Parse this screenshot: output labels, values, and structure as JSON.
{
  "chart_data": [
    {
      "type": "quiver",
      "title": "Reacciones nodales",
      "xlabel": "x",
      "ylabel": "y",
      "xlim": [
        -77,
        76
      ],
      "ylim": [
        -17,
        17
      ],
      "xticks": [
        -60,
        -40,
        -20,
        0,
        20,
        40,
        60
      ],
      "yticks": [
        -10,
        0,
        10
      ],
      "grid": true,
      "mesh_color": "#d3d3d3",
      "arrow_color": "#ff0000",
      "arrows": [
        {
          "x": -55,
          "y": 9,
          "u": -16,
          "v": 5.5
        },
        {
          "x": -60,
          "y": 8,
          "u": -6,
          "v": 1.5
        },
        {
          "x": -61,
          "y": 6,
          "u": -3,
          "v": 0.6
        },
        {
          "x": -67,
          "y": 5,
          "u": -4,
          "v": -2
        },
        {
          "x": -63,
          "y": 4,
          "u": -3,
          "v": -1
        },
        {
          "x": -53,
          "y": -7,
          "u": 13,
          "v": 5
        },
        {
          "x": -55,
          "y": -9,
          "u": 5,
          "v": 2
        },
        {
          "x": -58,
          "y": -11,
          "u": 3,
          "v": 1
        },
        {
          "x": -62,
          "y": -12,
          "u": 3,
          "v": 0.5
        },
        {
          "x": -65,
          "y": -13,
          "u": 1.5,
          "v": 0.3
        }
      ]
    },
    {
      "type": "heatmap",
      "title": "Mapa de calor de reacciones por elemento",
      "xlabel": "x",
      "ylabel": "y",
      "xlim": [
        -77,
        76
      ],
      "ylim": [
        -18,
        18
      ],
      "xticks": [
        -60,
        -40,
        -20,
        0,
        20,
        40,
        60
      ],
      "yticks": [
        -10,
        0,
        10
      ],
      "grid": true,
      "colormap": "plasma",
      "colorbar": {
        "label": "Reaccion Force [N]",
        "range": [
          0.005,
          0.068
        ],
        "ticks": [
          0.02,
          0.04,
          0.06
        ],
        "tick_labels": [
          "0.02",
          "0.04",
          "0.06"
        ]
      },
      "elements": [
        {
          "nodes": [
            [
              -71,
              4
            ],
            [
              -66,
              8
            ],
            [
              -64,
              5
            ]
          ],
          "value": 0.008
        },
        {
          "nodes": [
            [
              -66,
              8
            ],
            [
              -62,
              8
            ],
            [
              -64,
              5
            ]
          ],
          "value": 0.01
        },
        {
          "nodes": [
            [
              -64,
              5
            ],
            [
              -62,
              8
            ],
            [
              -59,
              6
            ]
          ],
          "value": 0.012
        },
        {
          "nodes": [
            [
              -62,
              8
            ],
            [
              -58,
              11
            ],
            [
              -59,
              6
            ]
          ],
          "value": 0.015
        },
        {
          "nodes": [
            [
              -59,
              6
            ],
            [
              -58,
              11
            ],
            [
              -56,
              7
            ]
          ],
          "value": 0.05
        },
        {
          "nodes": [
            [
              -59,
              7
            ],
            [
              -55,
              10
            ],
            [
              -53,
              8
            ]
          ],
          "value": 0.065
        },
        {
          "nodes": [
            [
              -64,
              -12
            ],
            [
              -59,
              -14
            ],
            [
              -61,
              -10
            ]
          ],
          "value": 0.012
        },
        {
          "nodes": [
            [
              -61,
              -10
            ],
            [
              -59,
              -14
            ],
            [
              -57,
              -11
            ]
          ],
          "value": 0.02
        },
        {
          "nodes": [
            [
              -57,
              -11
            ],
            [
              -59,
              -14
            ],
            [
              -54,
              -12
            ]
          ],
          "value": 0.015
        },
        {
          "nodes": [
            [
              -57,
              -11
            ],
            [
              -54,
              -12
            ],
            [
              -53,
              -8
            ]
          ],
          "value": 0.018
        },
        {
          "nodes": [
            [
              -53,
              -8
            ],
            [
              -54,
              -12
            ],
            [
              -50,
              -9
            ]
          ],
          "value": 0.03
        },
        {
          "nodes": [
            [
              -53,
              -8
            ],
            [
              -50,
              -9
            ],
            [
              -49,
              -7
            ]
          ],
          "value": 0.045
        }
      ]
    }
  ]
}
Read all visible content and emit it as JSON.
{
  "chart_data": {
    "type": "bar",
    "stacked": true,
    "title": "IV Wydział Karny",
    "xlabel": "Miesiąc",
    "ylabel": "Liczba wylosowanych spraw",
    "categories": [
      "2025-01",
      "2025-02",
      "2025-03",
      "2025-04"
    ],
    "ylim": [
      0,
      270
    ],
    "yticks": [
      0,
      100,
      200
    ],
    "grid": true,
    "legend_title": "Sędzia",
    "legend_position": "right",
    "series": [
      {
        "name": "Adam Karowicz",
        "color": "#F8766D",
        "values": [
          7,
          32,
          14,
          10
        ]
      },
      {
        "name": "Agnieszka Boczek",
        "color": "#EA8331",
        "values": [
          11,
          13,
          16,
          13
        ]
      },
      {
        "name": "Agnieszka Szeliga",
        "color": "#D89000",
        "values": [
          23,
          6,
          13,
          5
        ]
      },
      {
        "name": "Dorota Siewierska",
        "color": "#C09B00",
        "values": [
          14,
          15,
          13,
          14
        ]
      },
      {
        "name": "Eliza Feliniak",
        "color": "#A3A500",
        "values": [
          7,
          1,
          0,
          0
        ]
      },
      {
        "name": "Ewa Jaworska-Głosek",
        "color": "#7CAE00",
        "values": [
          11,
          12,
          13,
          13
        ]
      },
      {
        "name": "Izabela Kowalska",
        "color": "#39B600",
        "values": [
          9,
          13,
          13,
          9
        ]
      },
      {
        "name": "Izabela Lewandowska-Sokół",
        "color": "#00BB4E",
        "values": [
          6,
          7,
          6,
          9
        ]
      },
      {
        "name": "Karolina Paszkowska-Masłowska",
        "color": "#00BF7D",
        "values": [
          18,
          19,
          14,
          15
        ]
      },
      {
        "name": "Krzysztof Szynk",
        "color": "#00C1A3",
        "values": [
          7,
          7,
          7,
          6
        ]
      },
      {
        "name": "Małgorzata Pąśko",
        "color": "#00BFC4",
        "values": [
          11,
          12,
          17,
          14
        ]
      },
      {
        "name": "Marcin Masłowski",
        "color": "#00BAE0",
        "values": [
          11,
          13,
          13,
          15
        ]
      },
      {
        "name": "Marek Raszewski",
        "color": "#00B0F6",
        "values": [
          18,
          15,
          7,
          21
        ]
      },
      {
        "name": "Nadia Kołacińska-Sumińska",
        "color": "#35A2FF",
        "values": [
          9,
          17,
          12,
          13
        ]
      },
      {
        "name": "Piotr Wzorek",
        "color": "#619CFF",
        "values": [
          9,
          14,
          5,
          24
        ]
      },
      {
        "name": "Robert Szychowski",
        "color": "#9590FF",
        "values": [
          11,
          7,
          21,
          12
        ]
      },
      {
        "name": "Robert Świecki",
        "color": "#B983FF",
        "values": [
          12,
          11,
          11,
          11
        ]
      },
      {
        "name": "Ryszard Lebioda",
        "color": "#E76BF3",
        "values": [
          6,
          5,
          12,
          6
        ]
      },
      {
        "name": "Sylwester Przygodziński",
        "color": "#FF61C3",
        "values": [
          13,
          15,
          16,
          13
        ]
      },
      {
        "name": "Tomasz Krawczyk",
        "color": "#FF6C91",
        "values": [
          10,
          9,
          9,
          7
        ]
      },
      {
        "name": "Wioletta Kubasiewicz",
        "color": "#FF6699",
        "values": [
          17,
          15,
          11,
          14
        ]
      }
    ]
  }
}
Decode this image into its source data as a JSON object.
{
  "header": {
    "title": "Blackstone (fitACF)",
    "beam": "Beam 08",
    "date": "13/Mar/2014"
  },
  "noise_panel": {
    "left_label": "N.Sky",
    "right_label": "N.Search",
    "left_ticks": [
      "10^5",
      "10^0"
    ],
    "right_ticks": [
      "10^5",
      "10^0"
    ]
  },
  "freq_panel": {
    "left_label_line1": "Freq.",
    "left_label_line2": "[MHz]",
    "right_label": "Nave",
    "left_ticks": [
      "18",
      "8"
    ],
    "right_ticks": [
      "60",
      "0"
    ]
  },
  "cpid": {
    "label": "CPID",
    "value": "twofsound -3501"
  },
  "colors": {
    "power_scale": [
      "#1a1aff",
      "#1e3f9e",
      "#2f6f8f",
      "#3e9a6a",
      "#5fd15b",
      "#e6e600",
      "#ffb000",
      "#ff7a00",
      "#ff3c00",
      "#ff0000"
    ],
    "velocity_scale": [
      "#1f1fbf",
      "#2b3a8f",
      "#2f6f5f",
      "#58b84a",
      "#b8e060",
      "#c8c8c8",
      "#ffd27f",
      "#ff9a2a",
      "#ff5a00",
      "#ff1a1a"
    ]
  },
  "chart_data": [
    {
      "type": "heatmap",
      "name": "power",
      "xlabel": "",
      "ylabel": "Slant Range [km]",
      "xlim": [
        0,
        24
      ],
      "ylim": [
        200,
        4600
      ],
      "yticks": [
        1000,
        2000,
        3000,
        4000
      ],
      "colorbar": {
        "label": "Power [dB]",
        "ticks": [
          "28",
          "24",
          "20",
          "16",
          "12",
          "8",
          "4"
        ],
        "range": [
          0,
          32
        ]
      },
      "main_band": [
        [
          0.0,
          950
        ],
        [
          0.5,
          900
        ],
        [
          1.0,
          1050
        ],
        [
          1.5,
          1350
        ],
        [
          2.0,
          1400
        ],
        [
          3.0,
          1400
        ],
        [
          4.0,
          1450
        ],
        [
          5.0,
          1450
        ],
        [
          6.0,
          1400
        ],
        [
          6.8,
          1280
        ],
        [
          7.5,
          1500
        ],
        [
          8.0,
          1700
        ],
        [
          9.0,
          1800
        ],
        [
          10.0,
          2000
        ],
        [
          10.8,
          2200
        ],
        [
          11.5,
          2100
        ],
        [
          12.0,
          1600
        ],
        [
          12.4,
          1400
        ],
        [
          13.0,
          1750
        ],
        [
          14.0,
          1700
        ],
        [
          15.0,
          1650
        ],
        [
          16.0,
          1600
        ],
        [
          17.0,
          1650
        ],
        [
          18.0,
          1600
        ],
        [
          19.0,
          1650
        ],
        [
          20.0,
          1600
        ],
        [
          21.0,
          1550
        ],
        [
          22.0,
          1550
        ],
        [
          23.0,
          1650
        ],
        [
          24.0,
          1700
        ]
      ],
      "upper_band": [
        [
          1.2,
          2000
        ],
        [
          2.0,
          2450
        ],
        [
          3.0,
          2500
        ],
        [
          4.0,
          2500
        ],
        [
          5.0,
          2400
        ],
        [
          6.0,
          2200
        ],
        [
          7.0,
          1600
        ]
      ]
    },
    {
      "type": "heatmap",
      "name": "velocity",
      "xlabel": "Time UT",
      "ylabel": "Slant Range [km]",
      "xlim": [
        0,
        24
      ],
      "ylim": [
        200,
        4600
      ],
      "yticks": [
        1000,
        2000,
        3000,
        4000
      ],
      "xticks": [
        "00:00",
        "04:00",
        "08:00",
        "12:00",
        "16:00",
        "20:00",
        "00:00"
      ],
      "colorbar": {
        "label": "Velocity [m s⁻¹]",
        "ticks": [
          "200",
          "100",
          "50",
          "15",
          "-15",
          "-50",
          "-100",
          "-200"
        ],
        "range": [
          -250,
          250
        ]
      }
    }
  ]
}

## Stated exercise:
What is the number of lines that contain "this"? Reply with that number alone.

## Output below:
2